Return each entry exactly, with none missing.

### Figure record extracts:
— BEGIN —
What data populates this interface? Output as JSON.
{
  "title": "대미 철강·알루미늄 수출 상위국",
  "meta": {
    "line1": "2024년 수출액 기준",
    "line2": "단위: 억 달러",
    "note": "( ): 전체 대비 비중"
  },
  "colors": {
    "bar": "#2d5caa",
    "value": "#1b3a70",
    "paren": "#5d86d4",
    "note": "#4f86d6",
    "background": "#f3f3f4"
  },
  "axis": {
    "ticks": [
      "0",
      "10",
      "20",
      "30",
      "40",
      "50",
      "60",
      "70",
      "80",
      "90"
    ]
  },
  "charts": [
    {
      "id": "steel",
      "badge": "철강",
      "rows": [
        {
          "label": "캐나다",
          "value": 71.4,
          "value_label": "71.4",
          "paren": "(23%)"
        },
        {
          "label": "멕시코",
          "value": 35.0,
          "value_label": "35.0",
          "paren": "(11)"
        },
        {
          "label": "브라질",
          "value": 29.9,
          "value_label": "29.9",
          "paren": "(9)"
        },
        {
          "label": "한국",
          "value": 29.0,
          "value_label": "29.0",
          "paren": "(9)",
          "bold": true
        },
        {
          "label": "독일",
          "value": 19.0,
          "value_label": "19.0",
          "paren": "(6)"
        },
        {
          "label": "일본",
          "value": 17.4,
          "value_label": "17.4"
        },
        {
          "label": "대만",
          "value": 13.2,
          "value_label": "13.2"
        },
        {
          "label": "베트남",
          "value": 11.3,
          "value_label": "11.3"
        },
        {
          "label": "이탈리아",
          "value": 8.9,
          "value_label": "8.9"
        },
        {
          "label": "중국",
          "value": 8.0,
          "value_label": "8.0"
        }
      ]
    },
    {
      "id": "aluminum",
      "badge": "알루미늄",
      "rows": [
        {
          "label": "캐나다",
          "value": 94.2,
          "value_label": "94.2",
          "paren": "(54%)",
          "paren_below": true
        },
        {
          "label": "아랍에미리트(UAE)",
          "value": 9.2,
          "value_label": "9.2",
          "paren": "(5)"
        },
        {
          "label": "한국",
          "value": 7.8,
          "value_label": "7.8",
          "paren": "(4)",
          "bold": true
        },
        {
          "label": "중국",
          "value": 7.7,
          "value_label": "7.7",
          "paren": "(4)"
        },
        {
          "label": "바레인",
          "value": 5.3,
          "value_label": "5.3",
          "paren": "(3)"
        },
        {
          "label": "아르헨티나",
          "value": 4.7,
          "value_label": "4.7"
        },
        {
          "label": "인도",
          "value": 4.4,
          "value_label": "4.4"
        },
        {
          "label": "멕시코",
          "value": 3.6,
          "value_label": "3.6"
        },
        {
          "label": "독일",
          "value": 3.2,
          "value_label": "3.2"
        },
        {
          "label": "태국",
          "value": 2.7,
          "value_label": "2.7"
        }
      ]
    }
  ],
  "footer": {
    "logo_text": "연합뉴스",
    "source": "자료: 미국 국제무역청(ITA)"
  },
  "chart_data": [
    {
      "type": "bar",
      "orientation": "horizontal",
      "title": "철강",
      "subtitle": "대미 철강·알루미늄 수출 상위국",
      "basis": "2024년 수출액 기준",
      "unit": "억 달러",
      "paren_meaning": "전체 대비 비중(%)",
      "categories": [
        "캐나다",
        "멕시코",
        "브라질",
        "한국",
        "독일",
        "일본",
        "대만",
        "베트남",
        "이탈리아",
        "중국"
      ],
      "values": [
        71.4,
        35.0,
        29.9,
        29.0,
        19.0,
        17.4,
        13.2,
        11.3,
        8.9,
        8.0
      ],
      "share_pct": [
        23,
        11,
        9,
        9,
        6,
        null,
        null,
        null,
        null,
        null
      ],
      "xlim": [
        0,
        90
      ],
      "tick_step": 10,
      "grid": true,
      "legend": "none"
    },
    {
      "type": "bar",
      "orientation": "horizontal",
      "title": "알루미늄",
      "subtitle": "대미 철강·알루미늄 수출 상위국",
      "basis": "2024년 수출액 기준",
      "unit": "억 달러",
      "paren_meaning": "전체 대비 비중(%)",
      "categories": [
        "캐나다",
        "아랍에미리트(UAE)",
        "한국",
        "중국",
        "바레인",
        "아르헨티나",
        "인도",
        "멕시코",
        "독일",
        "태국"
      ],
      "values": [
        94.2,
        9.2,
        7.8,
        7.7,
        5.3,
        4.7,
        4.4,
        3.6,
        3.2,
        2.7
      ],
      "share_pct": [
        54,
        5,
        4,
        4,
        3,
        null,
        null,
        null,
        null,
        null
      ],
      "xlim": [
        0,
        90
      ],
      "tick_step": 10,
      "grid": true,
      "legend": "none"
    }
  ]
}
— END —
### Complete answer:
What data populates this interface? Output as JSON.
{
  "title": "대미 철강·알루미늄 수출 상위국",
  "meta": {
    "line1": "2024년 수출액 기준",
    "line2": "단위: 억 달러",
    "note": "( ): 전체 대비 비중"
  },
  "colors": {
    "bar": "#2d5caa",
    "value": "#1b3a70",
    "paren": "#5d86d4",
    "note": "#4f86d6",
    "background": "#f3f3f4"
  },
  "axis": {
    "ticks": [
      "0",
      "10",
      "20",
      "30",
      "40",
      "50",
      "60",
      "70",
      "80",
      "90"
    ]
  },
  "charts": [
    {
      "id": "steel",
      "badge": "철강",
      "rows": [
        {
          "label": "캐나다",
          "value": 71.4,
          "value_label": "71.4",
          "paren": "(23%)"
        },
        {
          "label": "멕시코",
          "value": 35.0,
          "value_label": "35.0",
          "paren": "(11)"
        },
        {
          "label": "브라질",
          "value": 29.9,
          "value_label": "29.9",
          "paren": "(9)"
        },
        {
          "label": "한국",
          "value": 29.0,
          "value_label": "29.0",
          "paren": "(9)",
          "bold": true
        },
        {
          "label": "독일",
          "value": 19.0,
          "value_label": "19.0",
          "paren": "(6)"
        },
        {
          "label": "일본",
          "value": 17.4,
          "value_label": "17.4"
        },
        {
          "label": "대만",
          "value": 13.2,
          "value_label": "13.2"
        },
        {
          "label": "베트남",
          "value": 11.3,
          "value_label": "11.3"
        },
        {
          "label": "이탈리아",
          "value": 8.9,
          "value_label": "8.9"
        },
        {
          "label": "중국",
          "value": 8.0,
          "value_label": "8.0"
        }
      ]
    },
    {
      "id": "aluminum",
      "badge": "알루미늄",
      "rows": [
        {
          "label": "캐나다",
          "value": 94.2,
          "value_label": "94.2",
          "paren": "(54%)",
          "paren_below": true
        },
        {
          "label": "아랍에미리트(UAE)",
          "value": 9.2,
          "value_label": "9.2",
          "paren": "(5)"
        },
        {
          "label": "한국",
          "value": 7.8,
          "value_label": "7.8",
          "paren": "(4)",
          "bold": true
        },
        {
          "label": "중국",
          "value": 7.7,
          "value_label": "7.7",
          "paren": "(4)"
        },
        {
          "label": "바레인",
          "value": 5.3,
          "value_label": "5.3",
          "paren": "(3)"
        },
        {
          "label": "아르헨티나",
          "value": 4.7,
          "value_label": "4.7"
        },
        {
          "label": "인도",
          "value": 4.4,
          "value_label": "4.4"
        },
        {
          "label": "멕시코",
          "value": 3.6,
          "value_label": "3.6"
        },
        {
          "label": "독일",
          "value": 3.2,
          "value_label": "3.2"
        },
        {
          "label": "태국",
          "value": 2.7,
          "value_label": "2.7"
        }
      ]
    }
  ],
  "footer": {
    "logo_text": "연합뉴스",
    "source": "자료: 미국 국제무역청(ITA)"
  },
  "chart_data": [
    {
      "type": "bar",
      "orientation": "horizontal",
      "title": "철강",
      "subtitle": "대미 철강·알루미늄 수출 상위국",
      "basis": "2024년 수출액 기준",
      "unit": "억 달러",
      "paren_meaning": "전체 대비 비중(%)",
      "categories": [
        "캐나다",
        "멕시코",
        "브라질",
        "한국",
        "독일",
        "일본",
        "대만",
        "베트남",
        "이탈리아",
        "중국"
      ],
      "values": [
        71.4,
        35.0,
        29.9,
        29.0,
        19.0,
        17.4,
        13.2,
        11.3,
        8.9,
        8.0
      ],
      "share_pct": [
        23,
        11,
        9,
        9,
        6,
        null,
        null,
        null,
        null,
        null
      ],
      "xlim": [
        0,
        90
      ],
      "tick_step": 10,
      "grid": true,
      "legend": "none"
    },
    {
      "type": "bar",
      "orientation": "horizontal",
      "title": "알루미늄",
      "subtitle": "대미 철강·알루미늄 수출 상위국",
      "basis": "2024년 수출액 기준",
      "unit": "억 달러",
      "paren_meaning": "전체 대비 비중(%)",
      "categories": [
        "캐나다",
        "아랍에미리트(UAE)",
        "한국",
        "중국",
        "바레인",
        "아르헨티나",
        "인도",
        "멕시코",
        "독일",
        "태국"
      ],
      "values": [
        94.2,
        9.2,
        7.8,
        7.7,
        5.3,
        4.7,
        4.4,
        3.6,
        3.2,
        2.7
      ],
      "share_pct": [
        54,
        5,
        4,
        4,
        3,
        null,
        null,
        null,
        null,
        null
      ],
      "xlim": [
        0,
        90
      ],
      "tick_step": 10,
      "grid": true,
      "legend": "none"
    }
  ]
}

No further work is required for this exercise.